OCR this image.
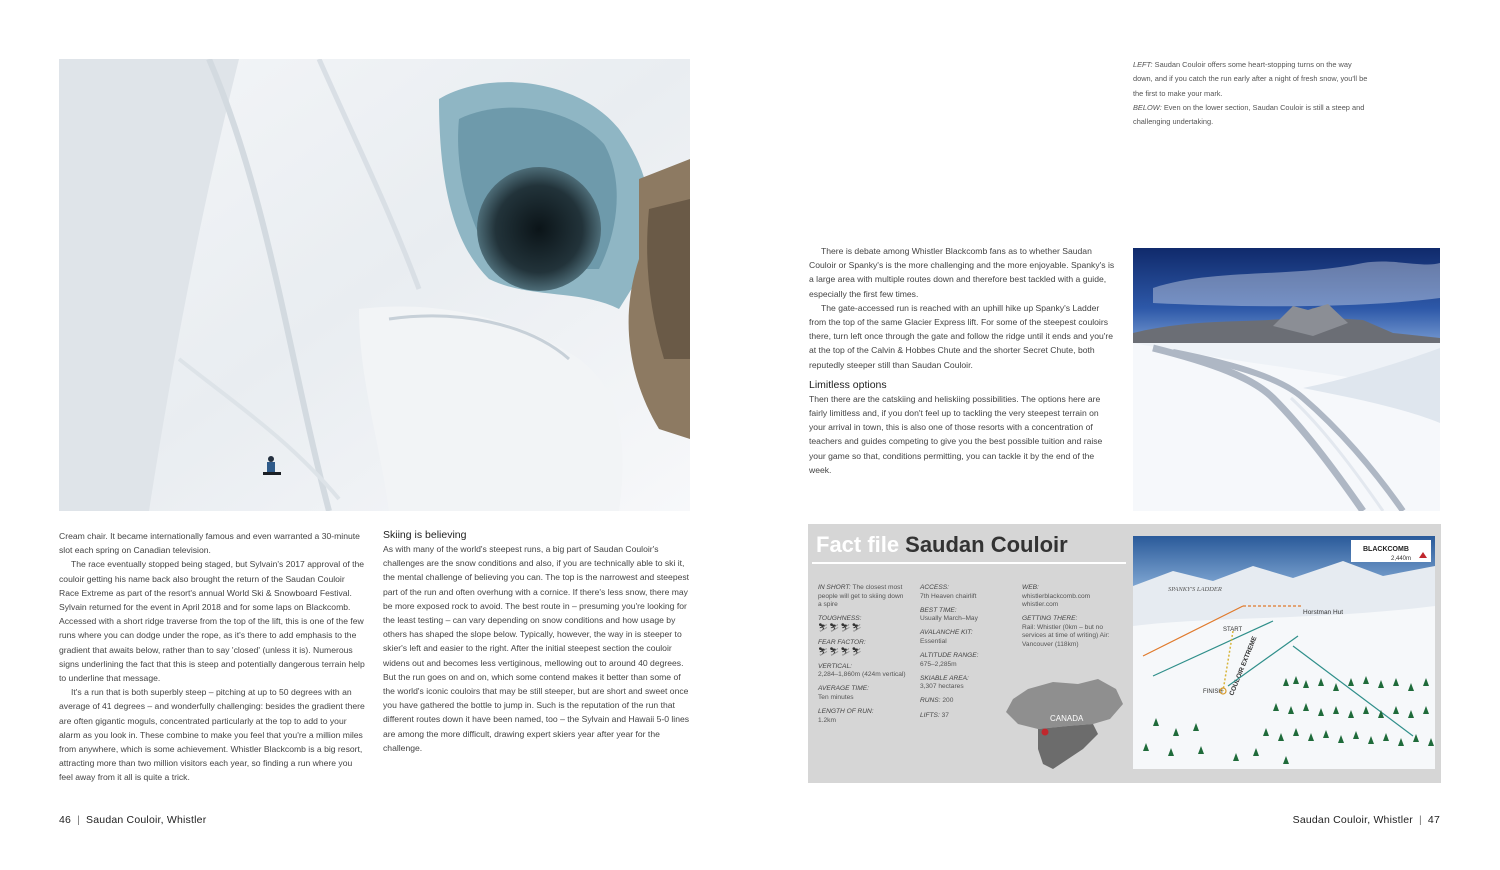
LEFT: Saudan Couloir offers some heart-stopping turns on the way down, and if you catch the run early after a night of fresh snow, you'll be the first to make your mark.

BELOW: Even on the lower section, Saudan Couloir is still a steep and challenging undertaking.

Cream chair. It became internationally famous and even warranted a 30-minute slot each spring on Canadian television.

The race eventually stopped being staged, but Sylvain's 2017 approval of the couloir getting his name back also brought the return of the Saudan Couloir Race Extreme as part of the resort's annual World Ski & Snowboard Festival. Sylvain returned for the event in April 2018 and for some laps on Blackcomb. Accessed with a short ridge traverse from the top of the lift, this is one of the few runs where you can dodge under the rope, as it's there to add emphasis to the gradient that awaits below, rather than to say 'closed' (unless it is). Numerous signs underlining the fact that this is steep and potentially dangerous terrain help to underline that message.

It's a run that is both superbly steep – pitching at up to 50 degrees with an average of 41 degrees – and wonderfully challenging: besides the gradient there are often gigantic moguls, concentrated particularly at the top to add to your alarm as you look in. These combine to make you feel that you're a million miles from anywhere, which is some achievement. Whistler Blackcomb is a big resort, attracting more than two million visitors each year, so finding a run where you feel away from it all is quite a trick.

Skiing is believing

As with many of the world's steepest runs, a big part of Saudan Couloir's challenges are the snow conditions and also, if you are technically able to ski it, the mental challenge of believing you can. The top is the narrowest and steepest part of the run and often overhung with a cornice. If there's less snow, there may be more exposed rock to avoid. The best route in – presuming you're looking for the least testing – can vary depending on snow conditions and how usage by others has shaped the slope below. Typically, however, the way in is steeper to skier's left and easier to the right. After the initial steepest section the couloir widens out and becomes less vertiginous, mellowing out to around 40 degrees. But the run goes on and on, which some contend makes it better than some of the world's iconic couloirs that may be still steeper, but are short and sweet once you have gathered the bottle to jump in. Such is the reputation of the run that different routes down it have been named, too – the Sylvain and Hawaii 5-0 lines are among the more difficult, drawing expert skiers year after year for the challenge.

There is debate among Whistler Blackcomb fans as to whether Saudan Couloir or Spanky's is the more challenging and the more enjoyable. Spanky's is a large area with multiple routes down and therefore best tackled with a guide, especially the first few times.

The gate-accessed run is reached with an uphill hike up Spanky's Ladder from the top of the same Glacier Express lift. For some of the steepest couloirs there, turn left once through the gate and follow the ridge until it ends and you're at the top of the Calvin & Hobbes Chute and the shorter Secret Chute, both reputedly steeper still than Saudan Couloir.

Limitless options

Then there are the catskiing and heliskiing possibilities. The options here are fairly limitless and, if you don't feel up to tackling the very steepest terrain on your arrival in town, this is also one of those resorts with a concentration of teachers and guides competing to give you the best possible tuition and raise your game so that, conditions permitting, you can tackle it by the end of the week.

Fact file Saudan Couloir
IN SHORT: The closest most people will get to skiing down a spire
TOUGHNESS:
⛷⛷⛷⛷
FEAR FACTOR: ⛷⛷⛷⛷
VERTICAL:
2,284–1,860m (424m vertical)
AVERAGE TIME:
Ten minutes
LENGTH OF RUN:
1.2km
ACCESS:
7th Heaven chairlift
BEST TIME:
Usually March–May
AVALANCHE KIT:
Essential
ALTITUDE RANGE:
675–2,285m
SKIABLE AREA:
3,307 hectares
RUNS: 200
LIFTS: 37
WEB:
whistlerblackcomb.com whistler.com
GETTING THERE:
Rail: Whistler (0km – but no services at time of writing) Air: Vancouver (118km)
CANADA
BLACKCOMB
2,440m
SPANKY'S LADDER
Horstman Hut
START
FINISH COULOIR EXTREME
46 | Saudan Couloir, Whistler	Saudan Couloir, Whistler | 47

TASK BRIEF —
Every line of the listing that holds "first" should be found and copied.

FINAL ANSWER —
LEFT: Saudan Couloir offers some heart-stopping turns on the way down, and if you catch the run early after a night of fresh snow, you'll be the first to make your mark.
There is debate among Whistler Blackcomb fans as to whether Saudan Couloir or Spanky's is the more challenging and the more enjoyable. Spanky's is a large area with multiple routes down and therefore best tackled with a guide, especially the first few times.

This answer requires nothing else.